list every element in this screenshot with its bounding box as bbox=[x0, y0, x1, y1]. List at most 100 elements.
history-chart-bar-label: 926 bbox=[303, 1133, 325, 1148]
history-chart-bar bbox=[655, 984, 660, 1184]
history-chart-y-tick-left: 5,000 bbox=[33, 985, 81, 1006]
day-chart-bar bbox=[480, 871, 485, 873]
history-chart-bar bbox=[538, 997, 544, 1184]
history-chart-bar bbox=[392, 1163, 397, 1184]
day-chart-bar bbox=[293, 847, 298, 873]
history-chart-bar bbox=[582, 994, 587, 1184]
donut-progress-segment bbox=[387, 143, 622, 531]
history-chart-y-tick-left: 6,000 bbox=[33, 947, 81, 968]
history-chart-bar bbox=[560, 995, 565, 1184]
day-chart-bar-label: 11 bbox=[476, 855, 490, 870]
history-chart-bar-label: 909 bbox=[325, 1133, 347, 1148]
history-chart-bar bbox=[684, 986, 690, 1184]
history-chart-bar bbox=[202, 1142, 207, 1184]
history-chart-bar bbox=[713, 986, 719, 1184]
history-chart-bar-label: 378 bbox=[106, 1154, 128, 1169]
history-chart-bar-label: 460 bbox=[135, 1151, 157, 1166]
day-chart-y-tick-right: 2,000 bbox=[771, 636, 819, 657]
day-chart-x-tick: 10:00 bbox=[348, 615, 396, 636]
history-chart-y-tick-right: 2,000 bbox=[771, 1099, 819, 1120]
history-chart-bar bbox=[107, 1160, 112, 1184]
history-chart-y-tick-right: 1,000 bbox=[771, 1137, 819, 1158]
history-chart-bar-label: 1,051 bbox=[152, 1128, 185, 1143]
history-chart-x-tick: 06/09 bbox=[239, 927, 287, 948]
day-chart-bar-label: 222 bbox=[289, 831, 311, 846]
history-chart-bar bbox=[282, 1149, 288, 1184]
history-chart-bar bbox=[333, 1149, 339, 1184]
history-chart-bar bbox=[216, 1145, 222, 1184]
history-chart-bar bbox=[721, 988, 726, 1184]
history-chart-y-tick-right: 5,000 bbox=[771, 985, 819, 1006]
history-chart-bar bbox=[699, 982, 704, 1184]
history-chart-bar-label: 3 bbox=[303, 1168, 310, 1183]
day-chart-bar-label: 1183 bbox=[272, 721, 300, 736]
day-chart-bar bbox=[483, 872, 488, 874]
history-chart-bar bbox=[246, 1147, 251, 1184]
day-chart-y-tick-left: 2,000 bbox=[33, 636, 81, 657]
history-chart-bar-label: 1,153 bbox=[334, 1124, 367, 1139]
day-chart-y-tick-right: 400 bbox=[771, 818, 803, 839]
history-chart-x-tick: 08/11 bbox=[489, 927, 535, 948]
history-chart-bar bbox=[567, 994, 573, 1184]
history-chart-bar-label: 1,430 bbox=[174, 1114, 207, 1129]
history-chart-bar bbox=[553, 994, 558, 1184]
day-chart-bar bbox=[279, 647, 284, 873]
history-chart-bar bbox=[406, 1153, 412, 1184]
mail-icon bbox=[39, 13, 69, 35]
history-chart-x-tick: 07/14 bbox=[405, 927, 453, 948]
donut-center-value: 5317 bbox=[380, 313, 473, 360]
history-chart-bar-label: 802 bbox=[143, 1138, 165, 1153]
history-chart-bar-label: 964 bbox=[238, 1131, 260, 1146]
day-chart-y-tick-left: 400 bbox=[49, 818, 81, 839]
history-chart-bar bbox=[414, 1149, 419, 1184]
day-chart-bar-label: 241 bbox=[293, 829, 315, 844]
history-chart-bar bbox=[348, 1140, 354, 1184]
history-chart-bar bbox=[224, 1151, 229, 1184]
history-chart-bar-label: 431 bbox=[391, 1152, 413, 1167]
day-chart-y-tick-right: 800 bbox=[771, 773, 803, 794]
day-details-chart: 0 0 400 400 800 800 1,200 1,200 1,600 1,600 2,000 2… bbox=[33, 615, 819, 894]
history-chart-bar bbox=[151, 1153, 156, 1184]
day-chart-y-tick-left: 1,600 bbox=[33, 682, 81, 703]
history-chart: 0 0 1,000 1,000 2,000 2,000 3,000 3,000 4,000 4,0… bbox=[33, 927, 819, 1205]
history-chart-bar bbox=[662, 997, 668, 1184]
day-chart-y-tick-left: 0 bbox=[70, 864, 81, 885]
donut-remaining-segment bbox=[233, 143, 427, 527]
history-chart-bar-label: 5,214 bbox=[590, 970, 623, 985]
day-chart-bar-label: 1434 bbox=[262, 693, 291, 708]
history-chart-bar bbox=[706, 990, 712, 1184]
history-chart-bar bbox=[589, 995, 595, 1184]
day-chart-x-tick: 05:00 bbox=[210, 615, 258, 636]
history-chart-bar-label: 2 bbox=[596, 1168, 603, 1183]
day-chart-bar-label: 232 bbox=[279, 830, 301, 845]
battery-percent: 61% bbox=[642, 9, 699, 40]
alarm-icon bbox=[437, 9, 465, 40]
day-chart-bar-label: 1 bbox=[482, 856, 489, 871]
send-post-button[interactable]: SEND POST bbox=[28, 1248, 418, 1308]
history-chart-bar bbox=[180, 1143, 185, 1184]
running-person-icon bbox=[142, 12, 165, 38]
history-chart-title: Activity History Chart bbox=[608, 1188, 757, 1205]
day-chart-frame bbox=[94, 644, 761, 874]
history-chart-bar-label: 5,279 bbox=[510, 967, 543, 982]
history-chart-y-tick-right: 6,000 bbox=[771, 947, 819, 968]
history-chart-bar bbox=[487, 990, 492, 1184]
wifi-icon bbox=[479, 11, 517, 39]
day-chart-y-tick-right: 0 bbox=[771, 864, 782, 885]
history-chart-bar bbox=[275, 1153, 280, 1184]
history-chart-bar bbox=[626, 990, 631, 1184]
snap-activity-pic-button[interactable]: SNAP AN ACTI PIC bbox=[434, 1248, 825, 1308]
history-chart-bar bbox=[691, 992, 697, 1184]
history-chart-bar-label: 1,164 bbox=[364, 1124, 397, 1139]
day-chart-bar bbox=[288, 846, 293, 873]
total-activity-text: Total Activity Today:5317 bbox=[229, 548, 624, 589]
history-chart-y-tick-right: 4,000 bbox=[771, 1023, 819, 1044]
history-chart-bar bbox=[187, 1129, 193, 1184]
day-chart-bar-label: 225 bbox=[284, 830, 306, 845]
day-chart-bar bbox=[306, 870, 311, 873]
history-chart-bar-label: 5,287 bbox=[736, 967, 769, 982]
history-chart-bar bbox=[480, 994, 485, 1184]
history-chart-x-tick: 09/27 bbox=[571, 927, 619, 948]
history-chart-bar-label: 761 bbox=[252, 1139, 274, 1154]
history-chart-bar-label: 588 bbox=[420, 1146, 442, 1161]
::::
What you have to do
Copy every one of the lines above character for character, in the same order.

Task result
list every element in this screenshot with its bounding box as bbox=[x0, y0, x1, y1]. List at most 100 elements.
history-chart-bar-label: 926 bbox=[303, 1133, 325, 1148]
history-chart-bar bbox=[655, 984, 660, 1184]
history-chart-y-tick-left: 5,000 bbox=[33, 985, 81, 1006]
day-chart-bar bbox=[480, 871, 485, 873]
history-chart-bar bbox=[538, 997, 544, 1184]
history-chart-bar bbox=[392, 1163, 397, 1184]
day-chart-bar bbox=[293, 847, 298, 873]
history-chart-bar bbox=[582, 994, 587, 1184]
donut-progress-segment bbox=[387, 143, 622, 531]
history-chart-y-tick-left: 6,000 bbox=[33, 947, 81, 968]
history-chart-bar bbox=[560, 995, 565, 1184]
day-chart-bar-label: 11 bbox=[476, 855, 490, 870]
history-chart-bar-label: 909 bbox=[325, 1133, 347, 1148]
history-chart-bar bbox=[684, 986, 690, 1184]
history-chart-bar bbox=[202, 1142, 207, 1184]
history-chart-bar bbox=[713, 986, 719, 1184]
history-chart-bar-label: 378 bbox=[106, 1154, 128, 1169]
history-chart-bar-label: 460 bbox=[135, 1151, 157, 1166]
day-chart-y-tick-right: 2,000 bbox=[771, 636, 819, 657]
day-chart-x-tick: 10:00 bbox=[348, 615, 396, 636]
history-chart-y-tick-right: 2,000 bbox=[771, 1099, 819, 1120]
history-chart-bar bbox=[107, 1160, 112, 1184]
history-chart-y-tick-right: 1,000 bbox=[771, 1137, 819, 1158]
history-chart-bar-label: 1,051 bbox=[152, 1128, 185, 1143]
history-chart-x-tick: 06/09 bbox=[239, 927, 287, 948]
day-chart-bar-label: 222 bbox=[289, 831, 311, 846]
history-chart-bar bbox=[282, 1149, 288, 1184]
history-chart-bar bbox=[333, 1149, 339, 1184]
history-chart-bar bbox=[216, 1145, 222, 1184]
history-chart-bar bbox=[721, 988, 726, 1184]
history-chart-y-tick-right: 5,000 bbox=[771, 985, 819, 1006]
history-chart-bar bbox=[699, 982, 704, 1184]
history-chart-bar-label: 3 bbox=[303, 1168, 310, 1183]
day-chart-bar-label: 1183 bbox=[272, 721, 300, 736]
day-chart-bar bbox=[483, 872, 488, 874]
history-chart-bar bbox=[246, 1147, 251, 1184]
day-chart-y-tick-left: 2,000 bbox=[33, 636, 81, 657]
history-chart-bar-label: 1,153 bbox=[334, 1124, 367, 1139]
day-chart-y-tick-right: 400 bbox=[771, 818, 803, 839]
history-chart-x-tick: 08/11 bbox=[489, 927, 535, 948]
history-chart-bar bbox=[567, 994, 573, 1184]
history-chart-bar-label: 1,430 bbox=[174, 1114, 207, 1129]
history-chart-bar bbox=[553, 994, 558, 1184]
day-chart-bar bbox=[279, 647, 284, 873]
history-chart-bar bbox=[406, 1153, 412, 1184]
mail-icon bbox=[39, 13, 69, 35]
history-chart-x-tick: 07/14 bbox=[405, 927, 453, 948]
donut-center-value: 5317 bbox=[380, 313, 473, 360]
history-chart-bar-label: 802 bbox=[143, 1138, 165, 1153]
history-chart-bar-label: 964 bbox=[238, 1131, 260, 1146]
day-chart-y-tick-left: 400 bbox=[49, 818, 81, 839]
history-chart-bar bbox=[414, 1149, 419, 1184]
day-chart-bar-label: 241 bbox=[293, 829, 315, 844]
history-chart-bar bbox=[348, 1140, 354, 1184]
history-chart-bar bbox=[224, 1151, 229, 1184]
history-chart-bar-label: 431 bbox=[391, 1152, 413, 1167]
day-chart-y-tick-right: 800 bbox=[771, 773, 803, 794]
day-details-chart: 0 0 400 400 800 800 1,200 1,200 1,600 1,600 2,000 2… bbox=[33, 615, 819, 894]
history-chart-bar bbox=[151, 1153, 156, 1184]
day-chart-y-tick-left: 1,600 bbox=[33, 682, 81, 703]
history-chart: 0 0 1,000 1,000 2,000 2,000 3,000 3,000 4,000 4,0… bbox=[33, 927, 819, 1205]
history-chart-bar bbox=[662, 997, 668, 1184]
day-chart-y-tick-left: 0 bbox=[70, 864, 81, 885]
donut-remaining-segment bbox=[233, 143, 427, 527]
history-chart-bar-label: 5,214 bbox=[590, 970, 623, 985]
day-chart-bar-label: 1434 bbox=[262, 693, 291, 708]
history-chart-bar bbox=[706, 990, 712, 1184]
history-chart-bar bbox=[589, 995, 595, 1184]
day-chart-x-tick: 05:00 bbox=[210, 615, 258, 636]
history-chart-bar-label: 2 bbox=[596, 1168, 603, 1183]
day-chart-bar-label: 232 bbox=[279, 830, 301, 845]
battery-percent: 61% bbox=[642, 9, 699, 40]
alarm-icon bbox=[437, 9, 465, 40]
day-chart-bar-label: 1 bbox=[482, 856, 489, 871]
send-post-button[interactable]: SEND POST bbox=[28, 1248, 418, 1308]
history-chart-bar bbox=[180, 1143, 185, 1184]
running-person-icon bbox=[142, 12, 165, 38]
history-chart-title: Activity History Chart bbox=[608, 1188, 757, 1205]
day-chart-frame bbox=[94, 644, 761, 874]
history-chart-bar-label: 5,279 bbox=[510, 967, 543, 982]
history-chart-y-tick-right: 6,000 bbox=[771, 947, 819, 968]
history-chart-bar bbox=[487, 990, 492, 1184]
wifi-icon bbox=[479, 11, 517, 39]
day-chart-y-tick-right: 0 bbox=[771, 864, 782, 885]
history-chart-bar bbox=[275, 1153, 280, 1184]
history-chart-bar bbox=[626, 990, 631, 1184]
snap-activity-pic-button[interactable]: SNAP AN ACTI PIC bbox=[434, 1248, 825, 1308]
history-chart-bar bbox=[691, 992, 697, 1184]
history-chart-bar-label: 1,164 bbox=[364, 1124, 397, 1139]
day-chart-bar bbox=[288, 846, 293, 873]
total-activity-text: Total Activity Today:5317 bbox=[229, 548, 624, 589]
history-chart-y-tick-right: 4,000 bbox=[771, 1023, 819, 1044]
history-chart-bar bbox=[187, 1129, 193, 1184]
day-chart-bar-label: 225 bbox=[284, 830, 306, 845]
day-chart-bar bbox=[306, 870, 311, 873]
history-chart-bar-label: 5,287 bbox=[736, 967, 769, 982]
history-chart-bar bbox=[480, 994, 485, 1184]
history-chart-x-tick: 09/27 bbox=[571, 927, 619, 948]
history-chart-bar-label: 761 bbox=[252, 1139, 274, 1154]
history-chart-bar-label: 588 bbox=[420, 1146, 442, 1161]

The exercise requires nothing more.